__Stated problem__: Give the data below again exactly as written, without its pictures.

┌─ Records for processing

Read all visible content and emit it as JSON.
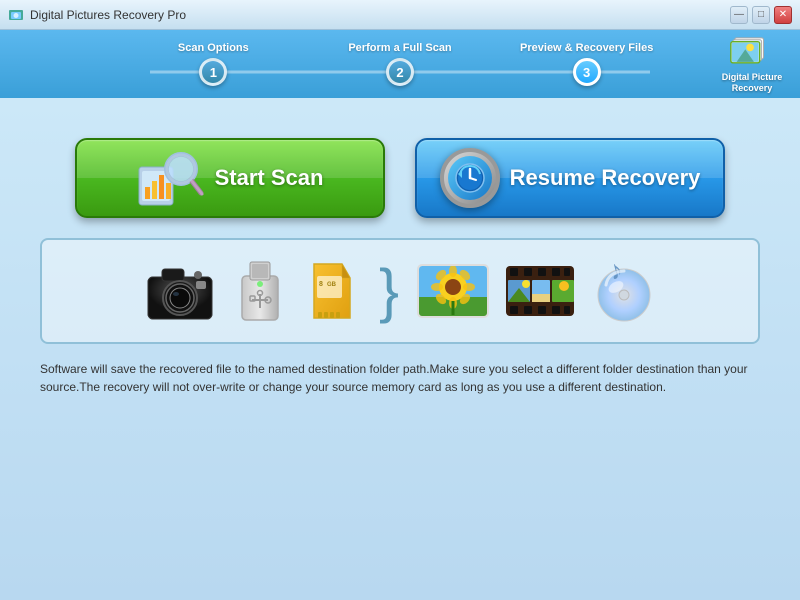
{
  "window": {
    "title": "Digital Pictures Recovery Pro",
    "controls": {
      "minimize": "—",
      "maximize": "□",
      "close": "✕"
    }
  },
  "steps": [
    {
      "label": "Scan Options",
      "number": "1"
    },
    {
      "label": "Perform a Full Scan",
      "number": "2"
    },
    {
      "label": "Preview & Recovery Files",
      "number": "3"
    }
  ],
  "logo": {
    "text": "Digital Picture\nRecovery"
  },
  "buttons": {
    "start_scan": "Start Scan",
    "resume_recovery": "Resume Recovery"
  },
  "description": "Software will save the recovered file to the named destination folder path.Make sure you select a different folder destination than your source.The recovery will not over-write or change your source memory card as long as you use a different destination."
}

└─

__Exercise result__:
Read all visible content and emit it as JSON.
{
  "window": {
    "title": "Digital Pictures Recovery Pro",
    "controls": {
      "minimize": "—",
      "maximize": "□",
      "close": "✕"
    }
  },
  "steps": [
    {
      "label": "Scan Options",
      "number": "1"
    },
    {
      "label": "Perform a Full Scan",
      "number": "2"
    },
    {
      "label": "Preview & Recovery Files",
      "number": "3"
    }
  ],
  "logo": {
    "text": "Digital Picture\nRecovery"
  },
  "buttons": {
    "start_scan": "Start Scan",
    "resume_recovery": "Resume Recovery"
  },
  "description": "Software will save the recovered file to the named destination folder path.Make sure you select a different folder destination than your source.The recovery will not over-write or change your source memory card as long as you use a different destination."
}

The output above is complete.